DATA FOR THE TASK:
▬▬▬▬▬▬

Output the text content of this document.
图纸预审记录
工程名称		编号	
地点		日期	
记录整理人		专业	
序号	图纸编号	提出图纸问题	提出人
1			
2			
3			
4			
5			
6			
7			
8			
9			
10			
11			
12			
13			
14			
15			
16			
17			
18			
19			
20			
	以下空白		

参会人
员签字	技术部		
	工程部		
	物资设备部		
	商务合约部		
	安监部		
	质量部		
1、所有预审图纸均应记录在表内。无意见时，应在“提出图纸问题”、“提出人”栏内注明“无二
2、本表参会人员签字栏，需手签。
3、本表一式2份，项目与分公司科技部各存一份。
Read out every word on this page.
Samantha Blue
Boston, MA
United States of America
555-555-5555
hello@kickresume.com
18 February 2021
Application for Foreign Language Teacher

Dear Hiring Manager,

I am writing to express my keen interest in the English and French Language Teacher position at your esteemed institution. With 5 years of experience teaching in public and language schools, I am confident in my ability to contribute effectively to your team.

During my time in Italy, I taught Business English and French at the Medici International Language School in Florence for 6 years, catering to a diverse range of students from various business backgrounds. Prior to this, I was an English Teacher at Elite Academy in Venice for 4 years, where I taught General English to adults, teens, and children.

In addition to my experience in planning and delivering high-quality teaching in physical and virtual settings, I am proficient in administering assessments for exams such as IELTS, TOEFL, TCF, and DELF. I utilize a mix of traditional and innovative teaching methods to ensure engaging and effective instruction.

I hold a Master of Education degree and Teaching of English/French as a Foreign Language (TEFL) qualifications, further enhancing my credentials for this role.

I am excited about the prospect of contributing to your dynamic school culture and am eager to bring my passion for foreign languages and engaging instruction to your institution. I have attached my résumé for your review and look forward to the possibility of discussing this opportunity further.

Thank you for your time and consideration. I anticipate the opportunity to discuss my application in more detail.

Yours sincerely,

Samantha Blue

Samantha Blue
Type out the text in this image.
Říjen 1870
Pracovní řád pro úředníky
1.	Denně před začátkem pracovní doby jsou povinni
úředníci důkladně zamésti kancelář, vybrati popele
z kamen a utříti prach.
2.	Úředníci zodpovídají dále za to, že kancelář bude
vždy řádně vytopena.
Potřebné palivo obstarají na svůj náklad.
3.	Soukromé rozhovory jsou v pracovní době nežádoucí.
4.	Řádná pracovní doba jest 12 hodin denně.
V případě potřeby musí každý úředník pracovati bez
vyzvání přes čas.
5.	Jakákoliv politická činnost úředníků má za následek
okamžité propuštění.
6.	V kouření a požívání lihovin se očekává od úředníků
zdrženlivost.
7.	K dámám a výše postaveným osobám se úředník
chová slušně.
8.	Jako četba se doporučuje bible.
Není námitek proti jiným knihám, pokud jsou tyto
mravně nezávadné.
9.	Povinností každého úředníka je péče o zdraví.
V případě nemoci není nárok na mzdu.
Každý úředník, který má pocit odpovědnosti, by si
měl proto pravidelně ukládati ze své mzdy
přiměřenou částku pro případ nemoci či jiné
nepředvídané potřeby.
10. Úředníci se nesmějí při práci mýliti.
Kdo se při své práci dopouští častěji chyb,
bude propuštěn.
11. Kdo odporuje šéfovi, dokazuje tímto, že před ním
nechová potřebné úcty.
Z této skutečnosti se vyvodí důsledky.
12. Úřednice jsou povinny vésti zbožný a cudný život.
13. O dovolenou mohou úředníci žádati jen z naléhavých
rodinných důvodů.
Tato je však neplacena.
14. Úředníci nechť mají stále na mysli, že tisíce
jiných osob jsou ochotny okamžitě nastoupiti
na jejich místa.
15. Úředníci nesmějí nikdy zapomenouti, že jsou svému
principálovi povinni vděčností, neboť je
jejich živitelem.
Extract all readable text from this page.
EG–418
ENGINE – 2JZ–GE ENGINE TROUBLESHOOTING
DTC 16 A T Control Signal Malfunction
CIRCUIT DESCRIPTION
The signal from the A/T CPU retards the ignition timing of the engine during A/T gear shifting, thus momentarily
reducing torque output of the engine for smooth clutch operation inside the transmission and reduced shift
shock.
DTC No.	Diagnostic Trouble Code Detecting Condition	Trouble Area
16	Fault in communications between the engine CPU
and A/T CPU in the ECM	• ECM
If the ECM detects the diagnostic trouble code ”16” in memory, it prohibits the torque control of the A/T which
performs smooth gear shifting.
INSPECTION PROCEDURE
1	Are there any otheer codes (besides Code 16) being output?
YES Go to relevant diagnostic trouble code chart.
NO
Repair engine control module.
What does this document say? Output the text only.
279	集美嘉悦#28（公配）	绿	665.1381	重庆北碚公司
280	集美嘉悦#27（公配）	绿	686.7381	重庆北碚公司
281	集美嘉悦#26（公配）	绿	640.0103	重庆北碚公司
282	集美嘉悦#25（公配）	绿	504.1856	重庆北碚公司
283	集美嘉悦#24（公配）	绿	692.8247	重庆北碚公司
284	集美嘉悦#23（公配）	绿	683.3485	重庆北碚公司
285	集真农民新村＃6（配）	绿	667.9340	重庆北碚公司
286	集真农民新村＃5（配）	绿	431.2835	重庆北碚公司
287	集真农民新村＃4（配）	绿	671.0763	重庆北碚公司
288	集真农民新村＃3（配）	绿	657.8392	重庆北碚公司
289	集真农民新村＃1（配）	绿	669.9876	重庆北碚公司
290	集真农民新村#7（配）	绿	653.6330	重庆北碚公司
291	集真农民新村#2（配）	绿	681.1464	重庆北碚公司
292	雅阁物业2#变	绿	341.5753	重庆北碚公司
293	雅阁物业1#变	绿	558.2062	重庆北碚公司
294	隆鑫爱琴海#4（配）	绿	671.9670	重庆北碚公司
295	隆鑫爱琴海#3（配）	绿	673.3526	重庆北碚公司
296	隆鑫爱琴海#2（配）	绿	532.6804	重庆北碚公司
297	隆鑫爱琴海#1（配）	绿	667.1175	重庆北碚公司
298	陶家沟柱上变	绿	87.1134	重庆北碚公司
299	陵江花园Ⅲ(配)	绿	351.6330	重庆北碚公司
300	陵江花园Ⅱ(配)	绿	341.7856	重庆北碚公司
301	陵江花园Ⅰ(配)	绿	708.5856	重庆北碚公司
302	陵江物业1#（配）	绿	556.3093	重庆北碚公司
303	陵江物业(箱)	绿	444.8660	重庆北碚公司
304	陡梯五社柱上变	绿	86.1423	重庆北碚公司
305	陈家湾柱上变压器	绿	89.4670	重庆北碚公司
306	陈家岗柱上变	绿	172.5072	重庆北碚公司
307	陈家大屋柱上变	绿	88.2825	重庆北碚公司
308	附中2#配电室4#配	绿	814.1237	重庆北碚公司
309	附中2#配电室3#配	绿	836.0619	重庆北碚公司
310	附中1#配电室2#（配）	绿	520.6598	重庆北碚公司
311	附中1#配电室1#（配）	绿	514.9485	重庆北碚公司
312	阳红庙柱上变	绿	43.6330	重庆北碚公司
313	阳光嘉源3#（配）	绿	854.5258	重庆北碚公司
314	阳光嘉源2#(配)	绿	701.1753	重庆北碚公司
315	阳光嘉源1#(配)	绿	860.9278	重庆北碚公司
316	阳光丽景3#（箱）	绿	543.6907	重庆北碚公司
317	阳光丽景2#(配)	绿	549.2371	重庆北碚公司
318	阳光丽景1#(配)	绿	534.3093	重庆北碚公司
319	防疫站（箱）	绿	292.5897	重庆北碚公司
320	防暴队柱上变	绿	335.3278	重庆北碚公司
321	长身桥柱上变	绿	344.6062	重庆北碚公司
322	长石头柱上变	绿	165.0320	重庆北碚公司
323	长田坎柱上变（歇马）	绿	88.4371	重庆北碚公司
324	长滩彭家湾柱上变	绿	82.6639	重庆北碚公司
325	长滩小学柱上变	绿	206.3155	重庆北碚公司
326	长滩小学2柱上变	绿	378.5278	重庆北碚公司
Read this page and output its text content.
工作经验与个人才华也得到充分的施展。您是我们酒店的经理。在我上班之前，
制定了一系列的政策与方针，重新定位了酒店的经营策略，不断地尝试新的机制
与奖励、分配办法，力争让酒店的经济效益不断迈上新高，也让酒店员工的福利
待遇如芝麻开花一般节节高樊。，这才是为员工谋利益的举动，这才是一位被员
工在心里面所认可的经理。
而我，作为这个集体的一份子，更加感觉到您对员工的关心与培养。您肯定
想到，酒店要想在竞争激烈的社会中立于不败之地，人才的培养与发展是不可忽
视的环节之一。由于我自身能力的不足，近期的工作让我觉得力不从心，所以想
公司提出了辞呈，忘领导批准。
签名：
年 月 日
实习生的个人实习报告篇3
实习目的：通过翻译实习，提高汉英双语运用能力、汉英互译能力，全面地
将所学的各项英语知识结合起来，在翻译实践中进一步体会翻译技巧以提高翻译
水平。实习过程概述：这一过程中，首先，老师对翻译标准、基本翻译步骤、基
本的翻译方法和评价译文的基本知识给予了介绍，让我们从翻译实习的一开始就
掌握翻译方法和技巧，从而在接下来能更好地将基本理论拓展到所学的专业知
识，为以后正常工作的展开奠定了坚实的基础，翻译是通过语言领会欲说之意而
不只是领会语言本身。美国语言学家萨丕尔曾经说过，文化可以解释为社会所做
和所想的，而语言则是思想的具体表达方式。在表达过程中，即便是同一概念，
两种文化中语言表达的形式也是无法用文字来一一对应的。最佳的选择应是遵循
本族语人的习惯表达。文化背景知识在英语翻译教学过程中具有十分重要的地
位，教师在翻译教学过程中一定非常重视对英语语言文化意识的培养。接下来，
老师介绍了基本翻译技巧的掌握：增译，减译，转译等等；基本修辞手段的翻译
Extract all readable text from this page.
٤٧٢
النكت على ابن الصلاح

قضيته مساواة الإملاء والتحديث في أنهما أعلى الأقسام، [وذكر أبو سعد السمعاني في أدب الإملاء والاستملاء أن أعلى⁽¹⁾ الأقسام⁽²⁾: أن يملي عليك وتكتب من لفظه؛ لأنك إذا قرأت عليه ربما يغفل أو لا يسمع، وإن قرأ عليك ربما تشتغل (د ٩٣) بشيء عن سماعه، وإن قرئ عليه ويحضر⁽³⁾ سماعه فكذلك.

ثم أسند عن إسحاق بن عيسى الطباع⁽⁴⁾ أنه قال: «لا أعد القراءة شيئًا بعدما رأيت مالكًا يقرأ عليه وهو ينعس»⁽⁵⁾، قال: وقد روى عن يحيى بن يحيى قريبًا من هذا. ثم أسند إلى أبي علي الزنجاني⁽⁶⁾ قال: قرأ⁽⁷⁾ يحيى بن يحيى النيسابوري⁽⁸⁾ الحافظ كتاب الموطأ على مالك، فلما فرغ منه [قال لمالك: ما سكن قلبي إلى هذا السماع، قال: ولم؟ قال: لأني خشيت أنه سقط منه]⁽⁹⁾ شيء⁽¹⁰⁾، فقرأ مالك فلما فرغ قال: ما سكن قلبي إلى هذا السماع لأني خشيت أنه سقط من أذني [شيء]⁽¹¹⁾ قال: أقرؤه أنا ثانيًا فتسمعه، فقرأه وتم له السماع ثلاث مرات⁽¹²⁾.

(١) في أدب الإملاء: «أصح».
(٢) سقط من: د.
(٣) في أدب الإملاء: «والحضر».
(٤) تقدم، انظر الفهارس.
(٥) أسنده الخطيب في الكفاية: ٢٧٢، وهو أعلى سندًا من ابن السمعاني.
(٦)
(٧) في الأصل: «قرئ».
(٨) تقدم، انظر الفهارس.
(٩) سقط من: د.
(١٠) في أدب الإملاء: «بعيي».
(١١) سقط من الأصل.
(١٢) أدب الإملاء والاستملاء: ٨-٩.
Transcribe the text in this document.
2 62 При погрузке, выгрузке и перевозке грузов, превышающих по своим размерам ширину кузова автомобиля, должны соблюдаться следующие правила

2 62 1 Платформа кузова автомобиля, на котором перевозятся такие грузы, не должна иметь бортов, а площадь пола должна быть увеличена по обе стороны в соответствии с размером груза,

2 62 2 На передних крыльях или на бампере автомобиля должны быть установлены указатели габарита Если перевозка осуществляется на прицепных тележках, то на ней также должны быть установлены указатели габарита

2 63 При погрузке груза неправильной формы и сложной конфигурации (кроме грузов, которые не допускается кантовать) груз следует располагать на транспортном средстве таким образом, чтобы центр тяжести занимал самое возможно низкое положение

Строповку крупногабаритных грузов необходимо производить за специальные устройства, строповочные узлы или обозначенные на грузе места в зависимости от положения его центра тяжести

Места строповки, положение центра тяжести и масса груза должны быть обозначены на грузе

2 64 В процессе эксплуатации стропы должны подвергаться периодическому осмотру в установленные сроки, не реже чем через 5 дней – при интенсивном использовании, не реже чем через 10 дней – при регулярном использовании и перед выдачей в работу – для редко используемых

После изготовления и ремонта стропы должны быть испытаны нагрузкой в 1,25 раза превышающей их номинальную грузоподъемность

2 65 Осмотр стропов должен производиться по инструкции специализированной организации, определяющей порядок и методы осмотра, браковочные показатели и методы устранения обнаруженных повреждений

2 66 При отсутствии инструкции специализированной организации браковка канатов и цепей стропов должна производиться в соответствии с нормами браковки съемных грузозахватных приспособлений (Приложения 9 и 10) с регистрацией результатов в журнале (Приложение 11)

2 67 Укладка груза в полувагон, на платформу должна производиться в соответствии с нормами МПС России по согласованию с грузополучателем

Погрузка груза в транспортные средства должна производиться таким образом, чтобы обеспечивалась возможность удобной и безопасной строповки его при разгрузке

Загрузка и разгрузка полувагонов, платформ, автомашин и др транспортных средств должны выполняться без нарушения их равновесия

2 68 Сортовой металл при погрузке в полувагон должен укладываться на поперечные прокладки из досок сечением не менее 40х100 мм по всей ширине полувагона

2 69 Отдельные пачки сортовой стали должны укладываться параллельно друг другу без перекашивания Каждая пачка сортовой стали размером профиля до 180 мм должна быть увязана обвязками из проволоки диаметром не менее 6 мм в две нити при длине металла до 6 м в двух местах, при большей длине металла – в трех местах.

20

▬▬▬▬▬▬

DIRECTION: Search the data for the string "стропы". List each line that has it.

REPLY TO THE TASK:
2 64 В процессе эксплуатации стропы должны подвергаться периодическому осмотру в установленные сроки, не реже чем через 5 дней – при интенсивном использовании, не реже чем через 10 дней – при регулярном использовании и перед выдачей в работу – для редко используемых
После изготовления и ремонта стропы должны быть испытаны нагрузкой в 1,25 раза превышающей их номинальную грузоподъемность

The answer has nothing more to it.